WHAT TO WORK ON ▸ Filter this data down to the lines that hold "三个代表", and copy them.

DATA ROWS ▸
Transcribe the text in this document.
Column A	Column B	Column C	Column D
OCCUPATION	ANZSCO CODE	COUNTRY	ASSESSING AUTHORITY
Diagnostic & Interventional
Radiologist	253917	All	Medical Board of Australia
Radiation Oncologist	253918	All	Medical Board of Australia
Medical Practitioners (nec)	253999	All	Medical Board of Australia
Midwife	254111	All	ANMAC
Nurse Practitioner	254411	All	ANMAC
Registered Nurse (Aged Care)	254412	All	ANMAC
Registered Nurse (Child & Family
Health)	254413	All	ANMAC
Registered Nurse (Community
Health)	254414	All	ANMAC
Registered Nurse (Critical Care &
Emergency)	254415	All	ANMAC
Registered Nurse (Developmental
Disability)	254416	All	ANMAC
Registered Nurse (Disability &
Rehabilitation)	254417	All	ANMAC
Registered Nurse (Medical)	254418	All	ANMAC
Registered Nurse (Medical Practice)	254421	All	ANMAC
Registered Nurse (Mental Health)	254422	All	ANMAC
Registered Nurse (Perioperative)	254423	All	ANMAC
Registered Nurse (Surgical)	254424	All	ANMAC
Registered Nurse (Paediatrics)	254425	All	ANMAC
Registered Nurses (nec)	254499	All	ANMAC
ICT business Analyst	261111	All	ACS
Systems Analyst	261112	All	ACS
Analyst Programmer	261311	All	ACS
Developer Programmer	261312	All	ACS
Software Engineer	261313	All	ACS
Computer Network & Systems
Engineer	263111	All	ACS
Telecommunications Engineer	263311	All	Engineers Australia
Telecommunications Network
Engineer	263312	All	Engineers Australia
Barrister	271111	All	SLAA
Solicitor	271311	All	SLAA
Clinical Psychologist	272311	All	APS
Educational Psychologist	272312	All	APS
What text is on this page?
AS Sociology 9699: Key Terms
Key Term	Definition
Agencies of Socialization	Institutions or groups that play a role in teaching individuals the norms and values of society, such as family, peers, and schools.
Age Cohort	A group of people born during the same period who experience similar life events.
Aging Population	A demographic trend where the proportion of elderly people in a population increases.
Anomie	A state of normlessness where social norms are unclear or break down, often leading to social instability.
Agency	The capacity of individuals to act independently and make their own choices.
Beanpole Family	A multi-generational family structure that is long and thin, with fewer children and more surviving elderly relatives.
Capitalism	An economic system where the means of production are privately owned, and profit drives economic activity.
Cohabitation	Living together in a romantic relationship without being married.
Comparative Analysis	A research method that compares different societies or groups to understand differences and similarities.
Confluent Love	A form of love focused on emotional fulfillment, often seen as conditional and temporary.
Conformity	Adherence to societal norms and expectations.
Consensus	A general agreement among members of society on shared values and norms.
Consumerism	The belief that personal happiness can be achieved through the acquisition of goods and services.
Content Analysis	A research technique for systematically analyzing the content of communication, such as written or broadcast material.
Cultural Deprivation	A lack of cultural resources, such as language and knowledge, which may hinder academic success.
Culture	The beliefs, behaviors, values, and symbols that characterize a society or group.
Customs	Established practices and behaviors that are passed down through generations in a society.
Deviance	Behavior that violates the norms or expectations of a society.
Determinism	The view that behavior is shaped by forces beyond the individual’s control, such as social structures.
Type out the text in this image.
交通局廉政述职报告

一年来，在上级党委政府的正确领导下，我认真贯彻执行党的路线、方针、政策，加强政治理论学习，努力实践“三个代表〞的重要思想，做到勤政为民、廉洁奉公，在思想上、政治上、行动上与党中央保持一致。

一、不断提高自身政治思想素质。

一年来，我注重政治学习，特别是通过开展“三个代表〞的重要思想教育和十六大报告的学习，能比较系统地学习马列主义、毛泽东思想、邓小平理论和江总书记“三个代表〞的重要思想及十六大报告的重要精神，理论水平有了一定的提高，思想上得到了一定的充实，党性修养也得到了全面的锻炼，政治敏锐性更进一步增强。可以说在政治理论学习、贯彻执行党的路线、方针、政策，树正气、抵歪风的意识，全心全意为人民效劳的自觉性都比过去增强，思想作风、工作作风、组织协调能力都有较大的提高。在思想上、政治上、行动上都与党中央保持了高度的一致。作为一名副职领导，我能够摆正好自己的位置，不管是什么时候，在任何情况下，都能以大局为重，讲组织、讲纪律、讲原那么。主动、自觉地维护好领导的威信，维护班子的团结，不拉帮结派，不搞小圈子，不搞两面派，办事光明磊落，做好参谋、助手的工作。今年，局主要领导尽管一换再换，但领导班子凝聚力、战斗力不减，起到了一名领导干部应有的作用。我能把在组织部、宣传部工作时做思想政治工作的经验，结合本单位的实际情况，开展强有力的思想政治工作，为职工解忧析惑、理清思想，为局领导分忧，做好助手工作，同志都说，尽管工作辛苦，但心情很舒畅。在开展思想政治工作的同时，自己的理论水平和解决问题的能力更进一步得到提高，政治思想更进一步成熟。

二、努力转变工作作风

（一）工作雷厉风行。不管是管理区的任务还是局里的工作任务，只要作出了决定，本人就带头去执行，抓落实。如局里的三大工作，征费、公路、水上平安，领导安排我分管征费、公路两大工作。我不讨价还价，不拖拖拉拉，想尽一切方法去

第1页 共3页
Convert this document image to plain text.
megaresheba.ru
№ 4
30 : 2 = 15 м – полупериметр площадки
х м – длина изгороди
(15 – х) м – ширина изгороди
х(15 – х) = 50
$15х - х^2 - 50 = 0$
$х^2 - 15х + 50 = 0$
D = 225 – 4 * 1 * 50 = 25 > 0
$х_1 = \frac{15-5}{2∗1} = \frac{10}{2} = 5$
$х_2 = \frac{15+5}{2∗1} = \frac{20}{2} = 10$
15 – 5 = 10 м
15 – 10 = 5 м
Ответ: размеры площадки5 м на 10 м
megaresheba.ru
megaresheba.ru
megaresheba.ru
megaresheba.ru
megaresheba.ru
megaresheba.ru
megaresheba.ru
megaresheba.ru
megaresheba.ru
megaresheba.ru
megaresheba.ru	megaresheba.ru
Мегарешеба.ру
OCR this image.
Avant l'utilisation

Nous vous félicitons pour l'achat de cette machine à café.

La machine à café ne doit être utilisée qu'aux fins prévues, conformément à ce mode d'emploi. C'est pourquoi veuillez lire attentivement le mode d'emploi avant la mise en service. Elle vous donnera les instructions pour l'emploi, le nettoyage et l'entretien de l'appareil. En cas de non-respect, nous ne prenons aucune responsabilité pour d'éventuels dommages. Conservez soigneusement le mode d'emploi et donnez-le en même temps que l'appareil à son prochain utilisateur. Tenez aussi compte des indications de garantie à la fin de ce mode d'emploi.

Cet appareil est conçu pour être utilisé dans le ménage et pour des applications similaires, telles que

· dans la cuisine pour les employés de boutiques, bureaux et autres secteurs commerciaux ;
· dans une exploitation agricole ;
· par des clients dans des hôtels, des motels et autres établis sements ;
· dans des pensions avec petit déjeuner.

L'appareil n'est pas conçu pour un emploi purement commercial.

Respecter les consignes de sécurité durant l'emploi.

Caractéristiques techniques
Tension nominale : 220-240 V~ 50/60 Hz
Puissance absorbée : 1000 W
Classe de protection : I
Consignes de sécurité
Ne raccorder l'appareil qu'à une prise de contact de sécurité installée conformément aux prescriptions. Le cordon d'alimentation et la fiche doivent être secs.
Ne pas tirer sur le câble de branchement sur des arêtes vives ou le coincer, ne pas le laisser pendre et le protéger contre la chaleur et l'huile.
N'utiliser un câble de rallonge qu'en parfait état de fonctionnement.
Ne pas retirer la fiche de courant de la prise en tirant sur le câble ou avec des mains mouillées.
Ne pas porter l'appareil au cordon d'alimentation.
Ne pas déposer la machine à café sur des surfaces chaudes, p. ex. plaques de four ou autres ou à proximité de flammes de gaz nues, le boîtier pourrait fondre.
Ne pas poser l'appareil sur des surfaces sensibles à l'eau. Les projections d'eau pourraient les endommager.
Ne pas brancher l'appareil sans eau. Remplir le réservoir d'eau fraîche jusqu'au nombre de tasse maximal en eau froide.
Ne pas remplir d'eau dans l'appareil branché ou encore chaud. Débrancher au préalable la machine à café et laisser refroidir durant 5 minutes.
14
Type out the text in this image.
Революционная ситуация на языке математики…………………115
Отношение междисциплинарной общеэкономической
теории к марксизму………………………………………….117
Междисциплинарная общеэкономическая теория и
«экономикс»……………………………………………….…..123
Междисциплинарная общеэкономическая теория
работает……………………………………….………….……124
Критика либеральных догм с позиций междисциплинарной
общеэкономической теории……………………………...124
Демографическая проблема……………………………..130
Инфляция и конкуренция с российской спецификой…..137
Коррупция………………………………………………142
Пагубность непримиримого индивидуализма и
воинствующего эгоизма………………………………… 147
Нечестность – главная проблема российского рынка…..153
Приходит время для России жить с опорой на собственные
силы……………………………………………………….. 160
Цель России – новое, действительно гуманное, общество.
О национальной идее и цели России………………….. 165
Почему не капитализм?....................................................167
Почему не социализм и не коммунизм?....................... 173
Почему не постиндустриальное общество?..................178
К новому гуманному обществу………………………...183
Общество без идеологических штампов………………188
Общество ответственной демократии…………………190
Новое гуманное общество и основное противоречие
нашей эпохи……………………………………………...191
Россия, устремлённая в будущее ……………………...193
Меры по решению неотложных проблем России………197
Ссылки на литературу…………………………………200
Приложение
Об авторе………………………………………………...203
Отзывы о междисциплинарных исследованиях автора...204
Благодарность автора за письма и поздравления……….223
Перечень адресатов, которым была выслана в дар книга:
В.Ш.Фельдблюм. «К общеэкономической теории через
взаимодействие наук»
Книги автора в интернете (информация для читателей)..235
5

OUTPUT BELOW ▸
一年来，在上级党委政府的正确领导下，我认真贯彻执行党的路线、方针、政策，加强政治理论学习，努力实践“三个代表〞的重要思想，做到勤政为民、廉洁奉公，在思想上、政治上、行动上与党中央保持一致。
一年来，我注重政治学习，特别是通过开展“三个代表〞的重要思想教育和十六大报告的学习，能比较系统地学习马列主义、毛泽东思想、邓小平理论和江总书记“三个代表〞的重要思想及十六大报告的重要精神，理论水平有了一定的提高，思想上得到了一定的充实，党性修养也得到了全面的锻炼，政治敏锐性更进一步增强。可以说在政治理论学习、贯彻执行党的路线、方针、政策，树正气、抵歪风的意识，全心全意为人民效劳的自觉性都比过去增强，思想作风、工作作风、组织协调能力都有较大的提高。在思想上、政治上、行动上都与党中央保持了高度的一致。作为一名副职领导，我能够摆正好自己的位置，不管是什么时候，在任何情况下，都能以大局为重，讲组织、讲纪律、讲原那么。主动、自觉地维护好领导的威信，维护班子的团结，不拉帮结派，不搞小圈子，不搞两面派，办事光明磊落，做好参谋、助手的工作。今年，局主要领导尽管一换再换，但领导班子凝聚力、战斗力不减，起到了一名领导干部应有的作用。我能把在组织部、宣传部工作时做思想政治工作的经验，结合本单位的实际情况，开展强有力的思想政治工作，为职工解忧析惑、理清思想，为局领导分忧，做好助手工作，同志都说，尽管工作辛苦，但心情很舒畅。在开展思想政治工作的同时，自己的理论水平和解决问题的能力更进一步得到提高，政治思想更进一步成熟。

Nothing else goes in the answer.